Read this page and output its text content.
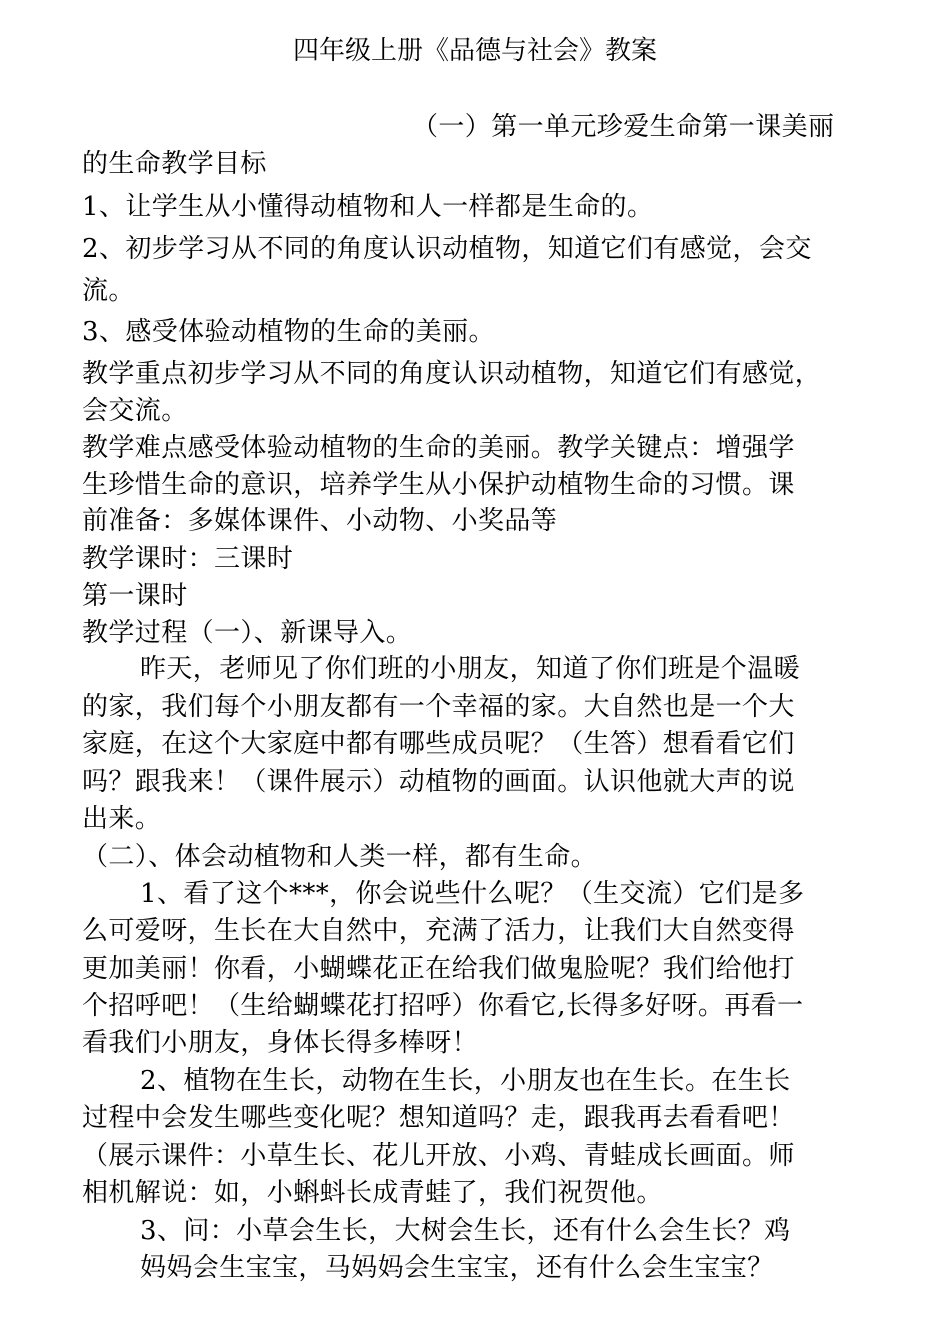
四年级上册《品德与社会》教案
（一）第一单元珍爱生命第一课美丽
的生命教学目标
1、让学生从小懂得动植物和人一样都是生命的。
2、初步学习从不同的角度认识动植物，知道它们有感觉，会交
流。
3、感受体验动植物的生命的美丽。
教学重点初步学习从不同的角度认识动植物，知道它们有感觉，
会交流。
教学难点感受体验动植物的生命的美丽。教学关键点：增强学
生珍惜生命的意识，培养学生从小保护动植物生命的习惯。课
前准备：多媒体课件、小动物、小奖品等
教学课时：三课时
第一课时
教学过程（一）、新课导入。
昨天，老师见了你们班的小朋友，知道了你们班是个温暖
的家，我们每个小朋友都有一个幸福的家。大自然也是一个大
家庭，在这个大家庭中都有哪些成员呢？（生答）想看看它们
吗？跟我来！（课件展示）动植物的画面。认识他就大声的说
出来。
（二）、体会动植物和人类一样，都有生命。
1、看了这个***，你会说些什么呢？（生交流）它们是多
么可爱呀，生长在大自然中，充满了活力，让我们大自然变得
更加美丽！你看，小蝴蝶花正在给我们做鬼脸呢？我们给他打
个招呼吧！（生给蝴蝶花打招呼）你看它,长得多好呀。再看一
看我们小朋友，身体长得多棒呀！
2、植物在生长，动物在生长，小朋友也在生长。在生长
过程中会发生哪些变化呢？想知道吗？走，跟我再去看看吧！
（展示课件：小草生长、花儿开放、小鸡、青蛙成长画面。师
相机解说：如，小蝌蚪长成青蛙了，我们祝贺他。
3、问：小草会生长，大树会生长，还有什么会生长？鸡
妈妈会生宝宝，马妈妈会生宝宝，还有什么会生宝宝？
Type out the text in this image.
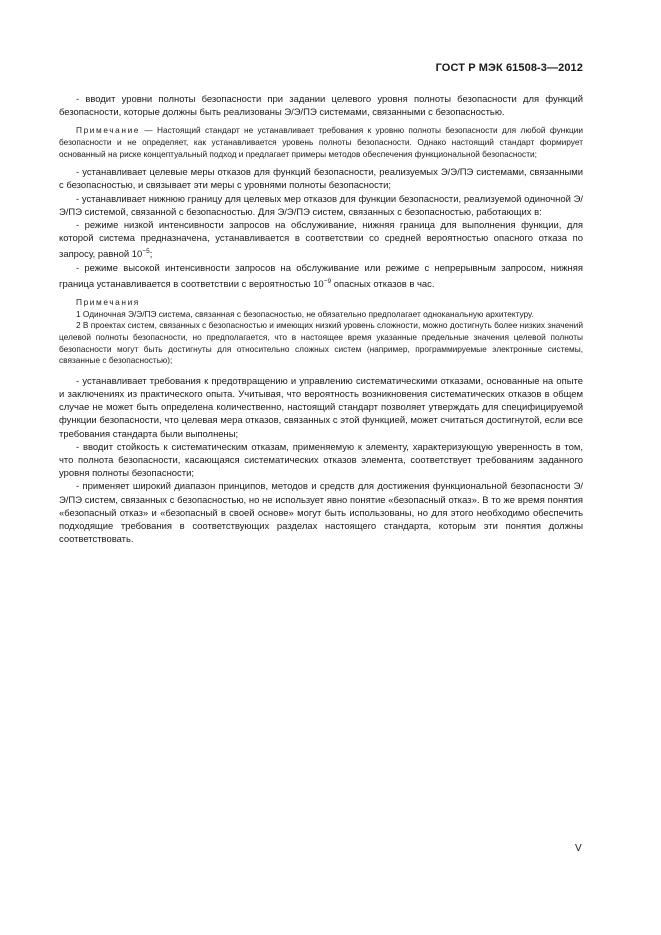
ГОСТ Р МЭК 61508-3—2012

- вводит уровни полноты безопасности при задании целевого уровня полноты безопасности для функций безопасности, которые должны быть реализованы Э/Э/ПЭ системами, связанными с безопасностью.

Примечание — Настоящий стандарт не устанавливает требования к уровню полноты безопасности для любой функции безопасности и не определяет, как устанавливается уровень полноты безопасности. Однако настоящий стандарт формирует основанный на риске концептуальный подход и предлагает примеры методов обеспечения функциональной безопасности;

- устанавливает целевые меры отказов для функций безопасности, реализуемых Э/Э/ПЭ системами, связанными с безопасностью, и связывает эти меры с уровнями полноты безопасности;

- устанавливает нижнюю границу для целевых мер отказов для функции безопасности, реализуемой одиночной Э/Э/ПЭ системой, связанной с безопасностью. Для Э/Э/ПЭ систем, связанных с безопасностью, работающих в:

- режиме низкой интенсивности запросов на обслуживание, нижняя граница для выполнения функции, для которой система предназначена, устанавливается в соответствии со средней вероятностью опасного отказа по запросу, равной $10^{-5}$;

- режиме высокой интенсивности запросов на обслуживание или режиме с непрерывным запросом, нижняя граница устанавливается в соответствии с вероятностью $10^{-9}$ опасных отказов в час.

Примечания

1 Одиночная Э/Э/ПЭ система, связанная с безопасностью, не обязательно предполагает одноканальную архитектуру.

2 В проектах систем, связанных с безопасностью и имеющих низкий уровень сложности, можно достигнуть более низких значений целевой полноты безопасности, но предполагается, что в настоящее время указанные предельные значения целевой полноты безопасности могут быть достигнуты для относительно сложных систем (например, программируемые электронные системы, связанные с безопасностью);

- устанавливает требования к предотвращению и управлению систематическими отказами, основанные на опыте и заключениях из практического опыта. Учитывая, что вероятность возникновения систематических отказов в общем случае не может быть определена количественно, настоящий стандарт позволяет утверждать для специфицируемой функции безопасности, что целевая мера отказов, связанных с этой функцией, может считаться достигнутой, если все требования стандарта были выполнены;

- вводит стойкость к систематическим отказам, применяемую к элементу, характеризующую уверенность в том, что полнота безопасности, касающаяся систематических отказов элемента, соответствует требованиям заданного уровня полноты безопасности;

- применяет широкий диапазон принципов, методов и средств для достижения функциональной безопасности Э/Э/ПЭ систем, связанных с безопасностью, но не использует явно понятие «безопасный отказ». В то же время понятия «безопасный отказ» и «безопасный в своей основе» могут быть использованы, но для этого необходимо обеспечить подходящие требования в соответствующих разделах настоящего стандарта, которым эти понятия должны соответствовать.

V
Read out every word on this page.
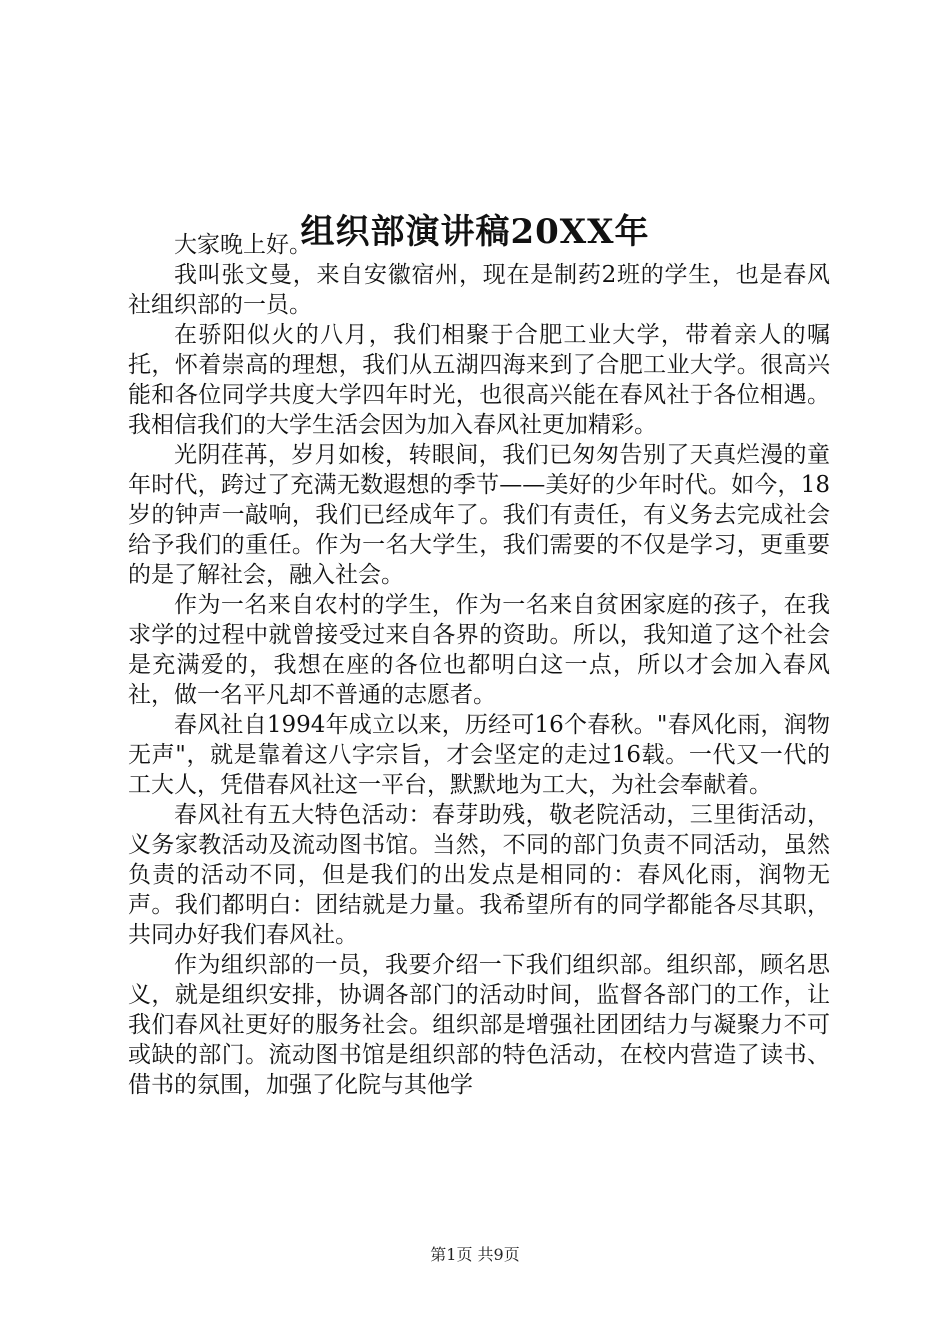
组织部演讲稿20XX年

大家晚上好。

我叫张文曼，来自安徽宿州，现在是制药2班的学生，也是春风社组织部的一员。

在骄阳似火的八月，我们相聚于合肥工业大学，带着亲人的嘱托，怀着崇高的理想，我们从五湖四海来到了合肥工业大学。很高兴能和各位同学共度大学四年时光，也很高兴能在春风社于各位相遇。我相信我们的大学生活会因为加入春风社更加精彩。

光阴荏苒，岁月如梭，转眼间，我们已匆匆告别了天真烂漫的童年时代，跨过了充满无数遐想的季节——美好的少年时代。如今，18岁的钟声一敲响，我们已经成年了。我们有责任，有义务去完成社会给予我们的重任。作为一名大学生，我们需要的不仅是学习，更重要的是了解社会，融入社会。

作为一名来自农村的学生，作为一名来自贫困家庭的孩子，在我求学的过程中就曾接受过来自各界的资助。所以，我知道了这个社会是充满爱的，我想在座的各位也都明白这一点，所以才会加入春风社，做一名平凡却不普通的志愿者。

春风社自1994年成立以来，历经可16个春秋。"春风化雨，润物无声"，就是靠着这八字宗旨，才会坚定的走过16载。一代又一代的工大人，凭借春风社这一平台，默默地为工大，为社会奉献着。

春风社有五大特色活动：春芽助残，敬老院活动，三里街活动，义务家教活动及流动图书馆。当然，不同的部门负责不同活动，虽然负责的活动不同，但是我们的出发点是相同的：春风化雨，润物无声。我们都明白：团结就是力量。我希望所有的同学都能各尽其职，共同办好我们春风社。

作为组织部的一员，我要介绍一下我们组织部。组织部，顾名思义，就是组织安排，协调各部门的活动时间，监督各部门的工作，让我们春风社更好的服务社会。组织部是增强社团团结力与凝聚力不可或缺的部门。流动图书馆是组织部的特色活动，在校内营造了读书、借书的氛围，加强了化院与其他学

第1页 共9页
----
Problem to solve:
Take the data above and repeat it exactly, leaving each picture out.

Exercise response:
Read this page and output its text content.
四年级上册《品德与社会》教案
（一）第一单元珍爱生命第一课美丽
的生命教学目标
1、让学生从小懂得动植物和人一样都是生命的。
2、初步学习从不同的角度认识动植物，知道它们有感觉，会交
流。
3、感受体验动植物的生命的美丽。
教学重点初步学习从不同的角度认识动植物，知道它们有感觉，
会交流。
教学难点感受体验动植物的生命的美丽。教学关键点：增强学
生珍惜生命的意识，培养学生从小保护动植物生命的习惯。课
前准备：多媒体课件、小动物、小奖品等
教学课时：三课时
第一课时
教学过程（一）、新课导入。
昨天，老师见了你们班的小朋友，知道了你们班是个温暖
的家，我们每个小朋友都有一个幸福的家。大自然也是一个大
家庭，在这个大家庭中都有哪些成员呢？（生答）想看看它们
吗？跟我来！（课件展示）动植物的画面。认识他就大声的说
出来。
（二）、体会动植物和人类一样，都有生命。
1、看了这个***，你会说些什么呢？（生交流）它们是多
么可爱呀，生长在大自然中，充满了活力，让我们大自然变得
更加美丽！你看，小蝴蝶花正在给我们做鬼脸呢？我们给他打
个招呼吧！（生给蝴蝶花打招呼）你看它,长得多好呀。再看一
看我们小朋友，身体长得多棒呀！
2、植物在生长，动物在生长，小朋友也在生长。在生长
过程中会发生哪些变化呢？想知道吗？走，跟我再去看看吧！
（展示课件：小草生长、花儿开放、小鸡、青蛙成长画面。师
相机解说：如，小蝌蚪长成青蛙了，我们祝贺他。
3、问：小草会生长，大树会生长，还有什么会生长？鸡
妈妈会生宝宝，马妈妈会生宝宝，还有什么会生宝宝？
Type out the text in this image.
ГОСТ Р МЭК 61508-3—2012

- вводит уровни полноты безопасности при задании целевого уровня полноты безопасности для функций безопасности, которые должны быть реализованы Э/Э/ПЭ системами, связанными с безопасностью.

Примечание — Настоящий стандарт не устанавливает требования к уровню полноты безопасности для любой функции безопасности и не определяет, как устанавливается уровень полноты безопасности. Однако настоящий стандарт формирует основанный на риске концептуальный подход и предлагает примеры методов обеспечения функциональной безопасности;

- устанавливает целевые меры отказов для функций безопасности, реализуемых Э/Э/ПЭ системами, связанными с безопасностью, и связывает эти меры с уровнями полноты безопасности;

- устанавливает нижнюю границу для целевых мер отказов для функции безопасности, реализуемой одиночной Э/Э/ПЭ системой, связанной с безопасностью. Для Э/Э/ПЭ систем, связанных с безопасностью, работающих в:

- режиме низкой интенсивности запросов на обслуживание, нижняя граница для выполнения функции, для которой система предназначена, устанавливается в соответствии со средней вероятностью опасного отказа по запросу, равной $10^{-5}$;

- режиме высокой интенсивности запросов на обслуживание или режиме с непрерывным запросом, нижняя граница устанавливается в соответствии с вероятностью $10^{-9}$ опасных отказов в час.

Примечания

1 Одиночная Э/Э/ПЭ система, связанная с безопасностью, не обязательно предполагает одноканальную архитектуру.

2 В проектах систем, связанных с безопасностью и имеющих низкий уровень сложности, можно достигнуть более низких значений целевой полноты безопасности, но предполагается, что в настоящее время указанные предельные значения целевой полноты безопасности могут быть достигнуты для относительно сложных систем (например, программируемые электронные системы, связанные с безопасностью);

- устанавливает требования к предотвращению и управлению систематическими отказами, основанные на опыте и заключениях из практического опыта. Учитывая, что вероятность возникновения систематических отказов в общем случае не может быть определена количественно, настоящий стандарт позволяет утверждать для специфицируемой функции безопасности, что целевая мера отказов, связанных с этой функцией, может считаться достигнутой, если все требования стандарта были выполнены;

- вводит стойкость к систематическим отказам, применяемую к элементу, характеризующую уверенность в том, что полнота безопасности, касающаяся систематических отказов элемента, соответствует требованиям заданного уровня полноты безопасности;

- применяет широкий диапазон принципов, методов и средств для достижения функциональной безопасности Э/Э/ПЭ систем, связанных с безопасностью, но не использует явно понятие «безопасный отказ». В то же время понятия «безопасный отказ» и «безопасный в своей основе» могут быть использованы, но для этого необходимо обеспечить подходящие требования в соответствующих разделах настоящего стандарта, которым эти понятия должны соответствовать.

V
Read out every word on this page.
组织部演讲稿20XX年

大家晚上好。

我叫张文曼，来自安徽宿州，现在是制药2班的学生，也是春风社组织部的一员。

在骄阳似火的八月，我们相聚于合肥工业大学，带着亲人的嘱托，怀着崇高的理想，我们从五湖四海来到了合肥工业大学。很高兴能和各位同学共度大学四年时光，也很高兴能在春风社于各位相遇。我相信我们的大学生活会因为加入春风社更加精彩。

光阴荏苒，岁月如梭，转眼间，我们已匆匆告别了天真烂漫的童年时代，跨过了充满无数遐想的季节——美好的少年时代。如今，18岁的钟声一敲响，我们已经成年了。我们有责任，有义务去完成社会给予我们的重任。作为一名大学生，我们需要的不仅是学习，更重要的是了解社会，融入社会。

作为一名来自农村的学生，作为一名来自贫困家庭的孩子，在我求学的过程中就曾接受过来自各界的资助。所以，我知道了这个社会是充满爱的，我想在座的各位也都明白这一点，所以才会加入春风社，做一名平凡却不普通的志愿者。

春风社自1994年成立以来，历经可16个春秋。"春风化雨，润物无声"，就是靠着这八字宗旨，才会坚定的走过16载。一代又一代的工大人，凭借春风社这一平台，默默地为工大，为社会奉献着。

春风社有五大特色活动：春芽助残，敬老院活动，三里街活动，义务家教活动及流动图书馆。当然，不同的部门负责不同活动，虽然负责的活动不同，但是我们的出发点是相同的：春风化雨，润物无声。我们都明白：团结就是力量。我希望所有的同学都能各尽其职，共同办好我们春风社。

作为组织部的一员，我要介绍一下我们组织部。组织部，顾名思义，就是组织安排，协调各部门的活动时间，监督各部门的工作，让我们春风社更好的服务社会。组织部是增强社团团结力与凝聚力不可或缺的部门。流动图书馆是组织部的特色活动，在校内营造了读书、借书的氛围，加强了化院与其他学

第1页 共9页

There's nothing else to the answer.